╭──
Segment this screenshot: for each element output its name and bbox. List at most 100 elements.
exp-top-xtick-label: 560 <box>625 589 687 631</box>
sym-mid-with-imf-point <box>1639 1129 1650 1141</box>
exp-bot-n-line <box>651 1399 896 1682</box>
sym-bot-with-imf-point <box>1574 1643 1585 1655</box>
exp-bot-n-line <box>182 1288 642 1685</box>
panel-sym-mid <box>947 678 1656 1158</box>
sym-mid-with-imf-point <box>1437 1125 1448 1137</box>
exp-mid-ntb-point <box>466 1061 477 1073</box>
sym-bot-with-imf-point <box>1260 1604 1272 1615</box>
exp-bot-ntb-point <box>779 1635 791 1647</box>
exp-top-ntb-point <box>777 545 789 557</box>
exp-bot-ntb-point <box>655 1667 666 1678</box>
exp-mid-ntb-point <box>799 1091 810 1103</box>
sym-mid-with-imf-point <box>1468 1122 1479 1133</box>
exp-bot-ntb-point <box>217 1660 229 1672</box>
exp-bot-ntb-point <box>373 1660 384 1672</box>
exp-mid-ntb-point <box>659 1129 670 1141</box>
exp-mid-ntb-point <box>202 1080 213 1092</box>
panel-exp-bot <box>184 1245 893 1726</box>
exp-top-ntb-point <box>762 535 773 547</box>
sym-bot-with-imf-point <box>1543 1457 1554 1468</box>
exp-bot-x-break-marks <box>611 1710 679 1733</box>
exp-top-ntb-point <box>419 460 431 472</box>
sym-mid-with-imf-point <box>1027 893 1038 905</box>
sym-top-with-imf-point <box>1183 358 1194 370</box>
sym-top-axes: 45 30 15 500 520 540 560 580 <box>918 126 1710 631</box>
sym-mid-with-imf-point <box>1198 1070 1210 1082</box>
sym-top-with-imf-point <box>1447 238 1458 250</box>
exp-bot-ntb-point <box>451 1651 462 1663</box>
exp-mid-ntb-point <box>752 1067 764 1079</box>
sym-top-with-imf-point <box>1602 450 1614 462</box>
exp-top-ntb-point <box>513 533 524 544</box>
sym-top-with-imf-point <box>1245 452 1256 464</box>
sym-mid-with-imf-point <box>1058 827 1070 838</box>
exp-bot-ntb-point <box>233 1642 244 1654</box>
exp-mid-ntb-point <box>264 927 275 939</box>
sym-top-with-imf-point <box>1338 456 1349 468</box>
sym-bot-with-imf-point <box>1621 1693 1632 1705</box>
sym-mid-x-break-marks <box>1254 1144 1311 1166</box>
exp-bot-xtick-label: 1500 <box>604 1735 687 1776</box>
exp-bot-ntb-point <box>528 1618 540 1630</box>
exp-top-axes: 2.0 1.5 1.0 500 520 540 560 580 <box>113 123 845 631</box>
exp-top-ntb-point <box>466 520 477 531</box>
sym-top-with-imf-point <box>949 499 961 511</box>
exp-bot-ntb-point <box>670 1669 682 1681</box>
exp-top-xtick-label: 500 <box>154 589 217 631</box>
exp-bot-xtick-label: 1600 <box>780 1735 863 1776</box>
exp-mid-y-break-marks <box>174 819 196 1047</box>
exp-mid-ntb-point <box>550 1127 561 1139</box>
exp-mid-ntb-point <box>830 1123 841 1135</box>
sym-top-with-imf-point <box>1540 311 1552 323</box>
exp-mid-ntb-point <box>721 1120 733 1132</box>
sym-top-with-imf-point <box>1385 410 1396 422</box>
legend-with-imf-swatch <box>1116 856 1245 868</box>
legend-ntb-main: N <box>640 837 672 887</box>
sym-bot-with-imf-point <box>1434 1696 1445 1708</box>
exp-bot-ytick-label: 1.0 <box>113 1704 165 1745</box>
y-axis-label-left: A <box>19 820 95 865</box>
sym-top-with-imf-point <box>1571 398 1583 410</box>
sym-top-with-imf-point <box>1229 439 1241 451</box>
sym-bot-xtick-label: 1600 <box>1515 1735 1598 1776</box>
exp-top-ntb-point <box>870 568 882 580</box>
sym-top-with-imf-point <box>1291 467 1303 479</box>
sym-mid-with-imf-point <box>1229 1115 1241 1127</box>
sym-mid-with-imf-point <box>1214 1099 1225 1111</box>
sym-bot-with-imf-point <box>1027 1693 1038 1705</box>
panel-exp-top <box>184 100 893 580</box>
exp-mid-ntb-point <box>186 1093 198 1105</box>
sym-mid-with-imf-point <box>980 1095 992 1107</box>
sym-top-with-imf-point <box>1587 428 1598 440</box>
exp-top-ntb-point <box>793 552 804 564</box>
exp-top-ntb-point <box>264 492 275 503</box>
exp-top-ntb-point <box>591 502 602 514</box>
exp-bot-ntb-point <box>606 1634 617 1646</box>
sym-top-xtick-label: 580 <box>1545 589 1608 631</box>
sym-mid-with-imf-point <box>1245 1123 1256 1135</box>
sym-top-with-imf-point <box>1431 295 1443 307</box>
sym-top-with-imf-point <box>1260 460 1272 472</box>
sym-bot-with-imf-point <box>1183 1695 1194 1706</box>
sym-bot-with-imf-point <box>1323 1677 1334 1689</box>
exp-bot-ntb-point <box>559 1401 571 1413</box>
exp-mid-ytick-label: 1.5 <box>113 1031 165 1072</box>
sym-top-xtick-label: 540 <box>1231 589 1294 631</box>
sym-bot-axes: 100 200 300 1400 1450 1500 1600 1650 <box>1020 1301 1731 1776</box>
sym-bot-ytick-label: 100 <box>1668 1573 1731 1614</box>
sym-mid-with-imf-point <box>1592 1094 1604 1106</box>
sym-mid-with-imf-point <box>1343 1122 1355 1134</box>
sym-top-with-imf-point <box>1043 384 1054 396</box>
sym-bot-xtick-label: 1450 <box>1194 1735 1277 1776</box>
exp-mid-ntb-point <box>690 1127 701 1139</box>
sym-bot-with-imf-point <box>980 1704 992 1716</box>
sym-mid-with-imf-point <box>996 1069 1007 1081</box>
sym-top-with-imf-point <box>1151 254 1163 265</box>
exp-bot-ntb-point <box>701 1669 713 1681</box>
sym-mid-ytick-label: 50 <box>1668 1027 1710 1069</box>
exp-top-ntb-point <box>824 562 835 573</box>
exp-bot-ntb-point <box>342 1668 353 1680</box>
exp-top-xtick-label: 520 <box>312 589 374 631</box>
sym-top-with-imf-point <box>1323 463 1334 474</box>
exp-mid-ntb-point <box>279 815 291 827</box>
╰──
> YOUR GOAL
Convert everything from the start of the material down to the line containing "exp-bot-ntb-point <box>779 1635", both ends included, into a Markdown table with the columns Row and Entry. Number each row and skip any blank lines.

> THE SOLUTION
| Row | Entry |
|---|---|
| 1 | Segment this screenshot: for each element output its name and bbox. List at most 100 elements. |
| 2 | exp-top-xtick-label: 560 <box>625 589 687 631</box> |
| 3 | sym-mid-with-imf-point <box>1639 1129 1650 1141</box> |
| 4 | exp-bot-n-line <box>651 1399 896 1682</box> |
| 5 | sym-bot-with-imf-point <box>1574 1643 1585 1655</box> |
| 6 | exp-bot-n-line <box>182 1288 642 1685</box> |
| 7 | panel-sym-mid <box>947 678 1656 1158</box> |
| 8 | sym-mid-with-imf-point <box>1437 1125 1448 1137</box> |
| 9 | exp-mid-ntb-point <box>466 1061 477 1073</box> |
| 10 | sym-bot-with-imf-point <box>1260 1604 1272 1615</box> |
| 11 | exp-bot-ntb-point <box>779 1635 791 1647</box> |